==== Dataset records
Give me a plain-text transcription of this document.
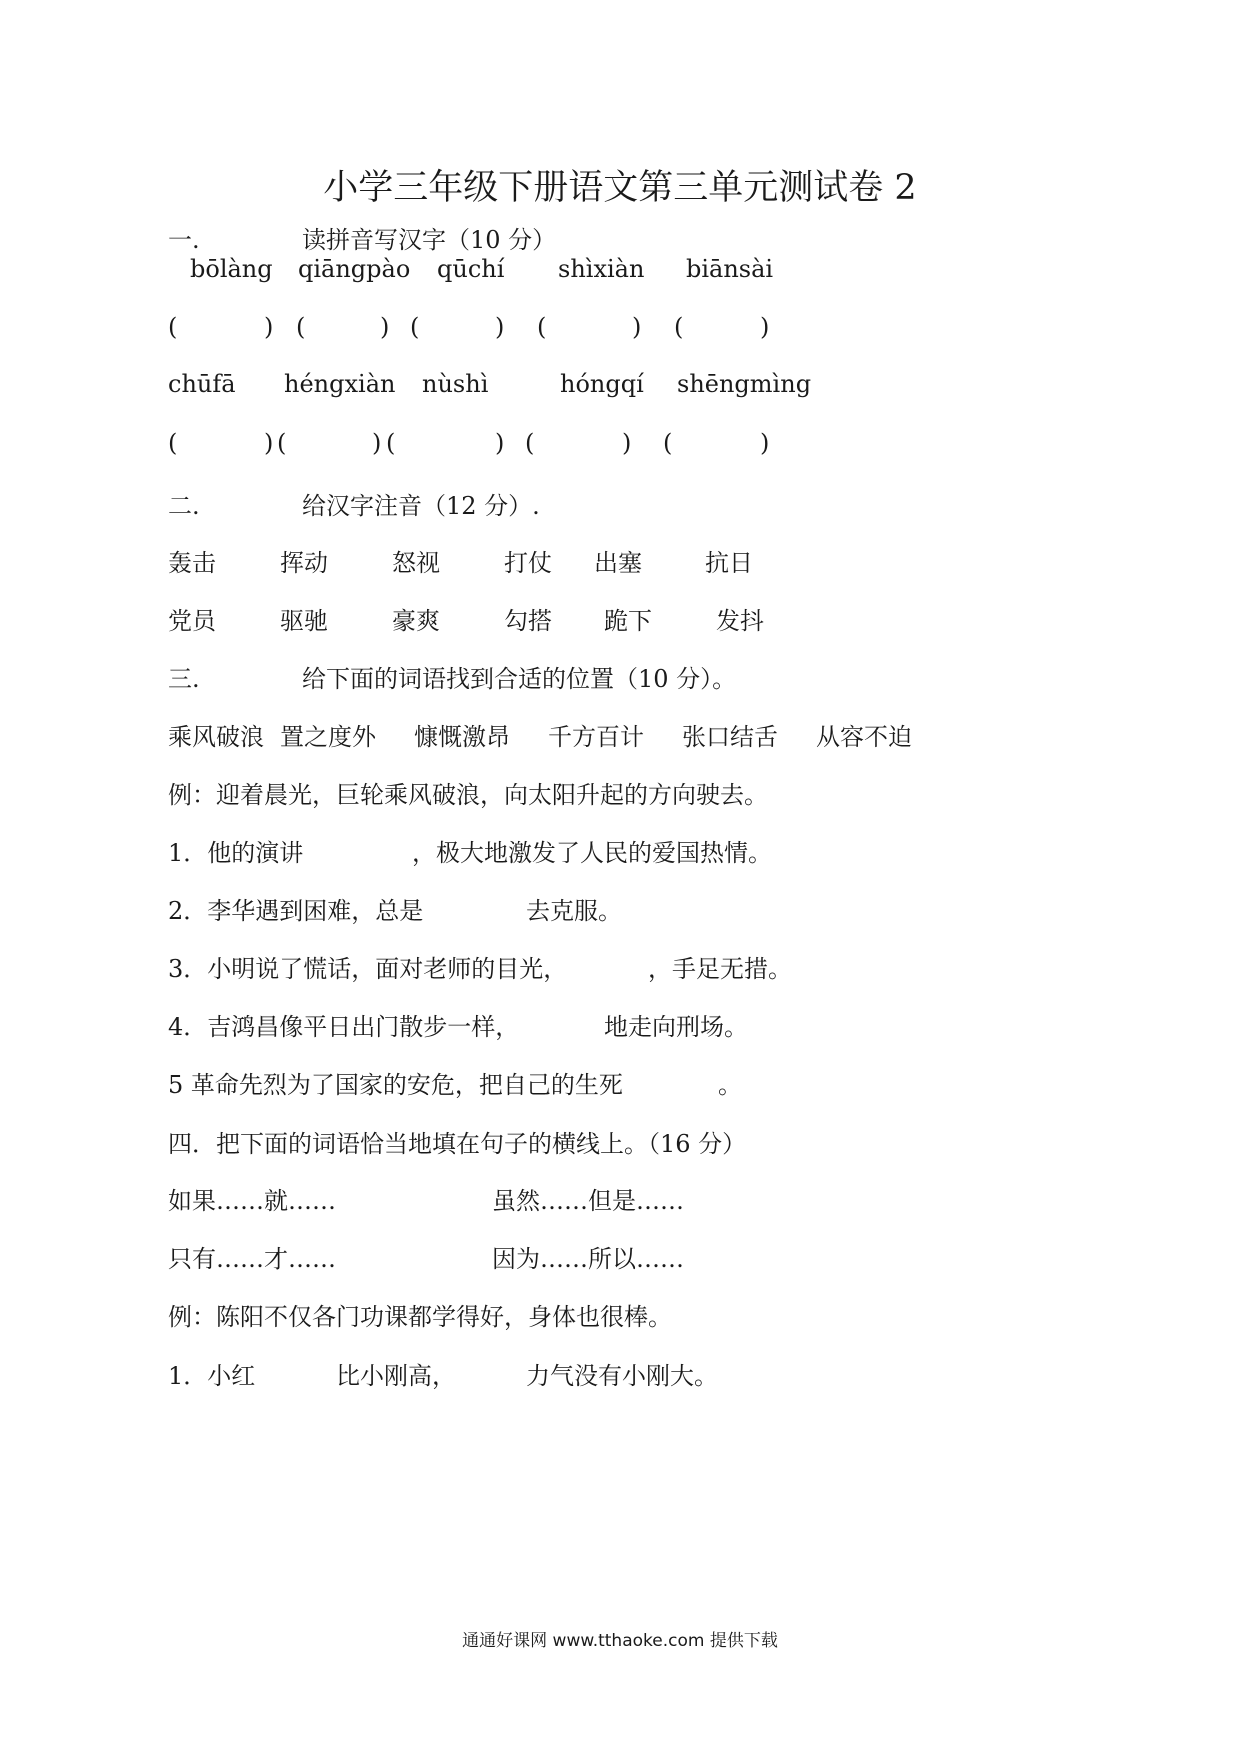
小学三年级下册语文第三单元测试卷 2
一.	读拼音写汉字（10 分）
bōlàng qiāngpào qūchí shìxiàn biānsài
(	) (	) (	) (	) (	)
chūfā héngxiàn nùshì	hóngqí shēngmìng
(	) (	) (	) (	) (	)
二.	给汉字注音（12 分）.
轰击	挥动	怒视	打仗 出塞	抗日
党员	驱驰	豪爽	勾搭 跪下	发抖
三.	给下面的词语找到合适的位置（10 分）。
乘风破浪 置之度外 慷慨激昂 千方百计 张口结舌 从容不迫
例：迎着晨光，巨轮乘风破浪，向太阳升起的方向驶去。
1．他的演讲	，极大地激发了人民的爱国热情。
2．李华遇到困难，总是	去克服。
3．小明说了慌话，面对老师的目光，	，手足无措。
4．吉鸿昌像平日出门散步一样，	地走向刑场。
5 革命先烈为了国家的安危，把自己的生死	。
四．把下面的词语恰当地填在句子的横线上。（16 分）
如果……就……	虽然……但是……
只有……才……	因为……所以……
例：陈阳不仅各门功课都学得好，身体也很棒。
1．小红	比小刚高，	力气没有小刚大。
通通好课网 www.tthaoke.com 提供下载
========
**Exercise:** Return each line of the data, keeping its wording exact and omitting pictures.

**Answer for this exercise:**
Give me a plain-text transcription of this document.
小学三年级下册语文第三单元测试卷 2
一.	读拼音写汉字（10 分）
bōlàng qiāngpào qūchí shìxiàn biānsài
(	) (	) (	) (	) (	)
chūfā héngxiàn nùshì	hóngqí shēngmìng
(	) (	) (	) (	) (	)
二.	给汉字注音（12 分）.
轰击	挥动	怒视	打仗 出塞	抗日
党员	驱驰	豪爽	勾搭 跪下	发抖
三.	给下面的词语找到合适的位置（10 分）。
乘风破浪 置之度外 慷慨激昂 千方百计 张口结舌 从容不迫
例：迎着晨光，巨轮乘风破浪，向太阳升起的方向驶去。
1．他的演讲	，极大地激发了人民的爱国热情。
2．李华遇到困难，总是	去克服。
3．小明说了慌话，面对老师的目光，	，手足无措。
4．吉鸿昌像平日出门散步一样，	地走向刑场。
5 革命先烈为了国家的安危，把自己的生死	。
四．把下面的词语恰当地填在句子的横线上。（16 分）
如果……就……	虽然……但是……
只有……才……	因为……所以……
例：陈阳不仅各门功课都学得好，身体也很棒。
1．小红	比小刚高，	力气没有小刚大。
通通好课网 www.tthaoke.com 提供下载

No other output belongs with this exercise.